_Given exercise_: Scan the data below and report how many lines include the word "desde". Nothing else is wanted.

** START Records to use **

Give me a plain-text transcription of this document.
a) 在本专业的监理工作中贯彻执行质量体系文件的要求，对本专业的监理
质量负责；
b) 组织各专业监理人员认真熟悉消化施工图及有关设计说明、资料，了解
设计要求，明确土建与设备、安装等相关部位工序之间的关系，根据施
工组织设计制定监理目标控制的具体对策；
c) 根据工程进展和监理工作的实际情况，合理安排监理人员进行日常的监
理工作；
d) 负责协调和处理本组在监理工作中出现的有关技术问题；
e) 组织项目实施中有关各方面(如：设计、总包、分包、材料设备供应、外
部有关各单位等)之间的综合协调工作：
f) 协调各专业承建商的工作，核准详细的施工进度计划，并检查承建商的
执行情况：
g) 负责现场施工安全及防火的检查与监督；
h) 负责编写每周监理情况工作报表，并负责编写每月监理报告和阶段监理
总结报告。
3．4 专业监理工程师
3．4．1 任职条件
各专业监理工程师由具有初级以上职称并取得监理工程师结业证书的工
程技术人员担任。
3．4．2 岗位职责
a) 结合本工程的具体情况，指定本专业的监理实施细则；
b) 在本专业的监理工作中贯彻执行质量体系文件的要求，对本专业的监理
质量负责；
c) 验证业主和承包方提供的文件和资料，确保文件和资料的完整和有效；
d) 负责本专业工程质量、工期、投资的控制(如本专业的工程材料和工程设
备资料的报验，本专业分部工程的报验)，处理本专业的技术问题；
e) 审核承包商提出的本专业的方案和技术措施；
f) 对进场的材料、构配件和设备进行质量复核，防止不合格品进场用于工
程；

** END Records to use **
** START Records to use **

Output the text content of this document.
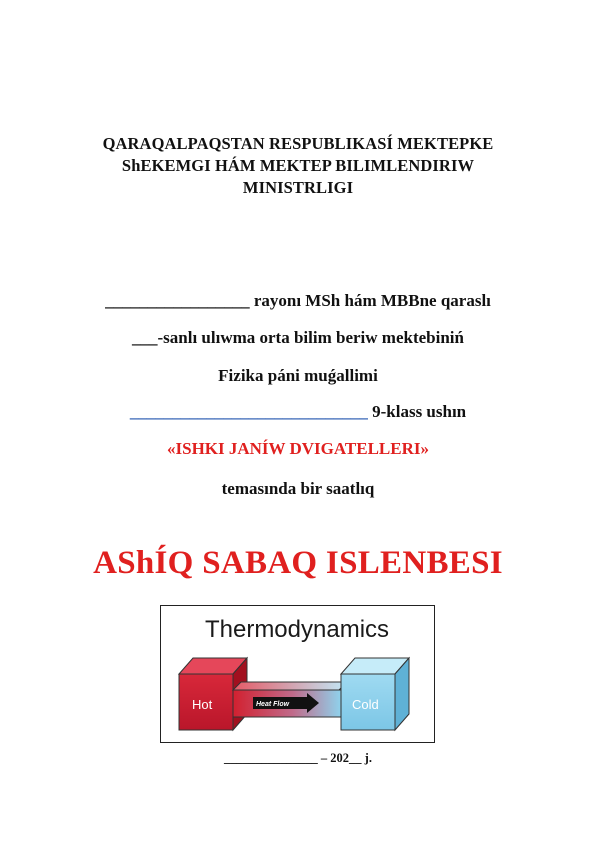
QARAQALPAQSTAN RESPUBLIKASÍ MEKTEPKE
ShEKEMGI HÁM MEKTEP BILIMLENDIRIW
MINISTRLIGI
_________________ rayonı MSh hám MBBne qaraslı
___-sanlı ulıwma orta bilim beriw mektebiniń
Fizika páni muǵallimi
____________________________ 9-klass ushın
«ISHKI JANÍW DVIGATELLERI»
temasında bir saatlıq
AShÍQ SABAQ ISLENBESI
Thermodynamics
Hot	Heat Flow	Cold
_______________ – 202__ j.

** END Records to use **
** START Records to use **

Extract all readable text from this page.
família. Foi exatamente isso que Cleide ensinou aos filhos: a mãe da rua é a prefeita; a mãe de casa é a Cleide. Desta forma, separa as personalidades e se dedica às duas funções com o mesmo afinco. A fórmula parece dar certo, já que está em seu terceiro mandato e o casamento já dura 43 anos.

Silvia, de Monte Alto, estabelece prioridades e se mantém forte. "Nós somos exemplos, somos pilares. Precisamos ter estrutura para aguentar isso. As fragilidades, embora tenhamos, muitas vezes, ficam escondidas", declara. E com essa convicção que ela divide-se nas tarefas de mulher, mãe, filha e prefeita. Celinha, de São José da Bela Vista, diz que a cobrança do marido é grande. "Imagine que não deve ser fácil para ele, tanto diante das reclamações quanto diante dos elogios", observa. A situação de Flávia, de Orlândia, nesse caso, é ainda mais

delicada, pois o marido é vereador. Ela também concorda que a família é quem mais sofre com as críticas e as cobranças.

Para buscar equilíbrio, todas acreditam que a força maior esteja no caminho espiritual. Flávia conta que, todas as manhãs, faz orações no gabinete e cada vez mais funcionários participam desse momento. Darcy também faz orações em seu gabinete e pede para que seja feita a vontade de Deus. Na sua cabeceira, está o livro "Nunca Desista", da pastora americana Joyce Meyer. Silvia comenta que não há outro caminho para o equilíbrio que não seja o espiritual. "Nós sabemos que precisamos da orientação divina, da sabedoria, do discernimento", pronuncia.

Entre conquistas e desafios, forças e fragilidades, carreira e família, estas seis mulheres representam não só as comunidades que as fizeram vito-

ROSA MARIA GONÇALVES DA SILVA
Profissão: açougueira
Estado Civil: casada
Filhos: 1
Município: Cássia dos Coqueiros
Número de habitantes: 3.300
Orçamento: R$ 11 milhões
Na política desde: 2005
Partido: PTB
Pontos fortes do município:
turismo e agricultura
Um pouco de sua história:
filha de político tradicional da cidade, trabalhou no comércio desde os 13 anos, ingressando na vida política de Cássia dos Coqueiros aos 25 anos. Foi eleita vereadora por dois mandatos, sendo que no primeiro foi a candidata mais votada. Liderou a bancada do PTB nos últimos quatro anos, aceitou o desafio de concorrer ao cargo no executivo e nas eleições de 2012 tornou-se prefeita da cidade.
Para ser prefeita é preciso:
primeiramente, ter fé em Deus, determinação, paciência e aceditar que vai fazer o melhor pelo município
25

** END Records to use **

_Solution to this problem_: 2